→ TASK DESCRIPTION: Locate the word "itinerary" in the data below, then copy every line that holds it.

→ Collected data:
* start *
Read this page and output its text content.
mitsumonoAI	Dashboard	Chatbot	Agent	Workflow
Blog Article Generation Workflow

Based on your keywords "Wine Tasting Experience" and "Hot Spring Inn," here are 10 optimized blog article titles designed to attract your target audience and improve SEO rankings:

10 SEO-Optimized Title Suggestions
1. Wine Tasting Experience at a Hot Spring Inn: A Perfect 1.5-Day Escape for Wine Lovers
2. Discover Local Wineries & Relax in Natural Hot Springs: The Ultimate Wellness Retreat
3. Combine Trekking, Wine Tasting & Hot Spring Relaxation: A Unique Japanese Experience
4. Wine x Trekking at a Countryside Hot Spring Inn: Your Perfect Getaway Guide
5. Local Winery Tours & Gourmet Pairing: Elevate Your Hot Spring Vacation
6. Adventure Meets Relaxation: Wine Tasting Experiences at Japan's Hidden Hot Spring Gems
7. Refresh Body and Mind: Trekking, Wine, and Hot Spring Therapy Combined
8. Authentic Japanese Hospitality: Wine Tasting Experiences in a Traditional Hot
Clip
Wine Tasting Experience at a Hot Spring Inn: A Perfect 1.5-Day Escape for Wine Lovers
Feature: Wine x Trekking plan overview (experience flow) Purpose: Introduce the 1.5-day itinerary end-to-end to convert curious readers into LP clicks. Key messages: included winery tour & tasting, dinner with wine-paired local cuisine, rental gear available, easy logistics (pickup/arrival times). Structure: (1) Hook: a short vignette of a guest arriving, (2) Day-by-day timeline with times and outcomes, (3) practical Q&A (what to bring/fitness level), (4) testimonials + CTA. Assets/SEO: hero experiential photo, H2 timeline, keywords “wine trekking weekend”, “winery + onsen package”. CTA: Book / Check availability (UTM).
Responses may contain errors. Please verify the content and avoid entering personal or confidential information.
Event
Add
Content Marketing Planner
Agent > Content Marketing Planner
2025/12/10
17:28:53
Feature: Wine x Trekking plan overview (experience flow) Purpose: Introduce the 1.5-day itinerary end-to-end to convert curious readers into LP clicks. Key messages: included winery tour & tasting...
* end *
→ OUTPUT FOR THIS TASK:
Feature: Wine x Trekking plan overview (experience flow) Purpose: Introduce the 1.5-day itinerary end-to-end to convert curious readers into LP clicks. Key messages: included winery tour & tasting, dinner with wine-paired local cuisine, rental gear available, easy logistics (pickup/arrival times). Structure: (1) Hook: a short vignette of a guest arriving, (2) Day-by-day timeline with times and outcomes, (3) practical Q&A (what to bring/fitness level), (4) testimonials + CTA. Assets/SEO: hero experiential photo, H2 timeline, keywords “wine trekking weekend”, “winery + onsen package”. CTA: Book / Check availability (UTM).
Feature: Wine x Trekking plan overview (experience flow) Purpose: Introduce the 1.5-day itinerary end-to-end to convert curious readers into LP clicks. Key messages: included winery tour & tasting...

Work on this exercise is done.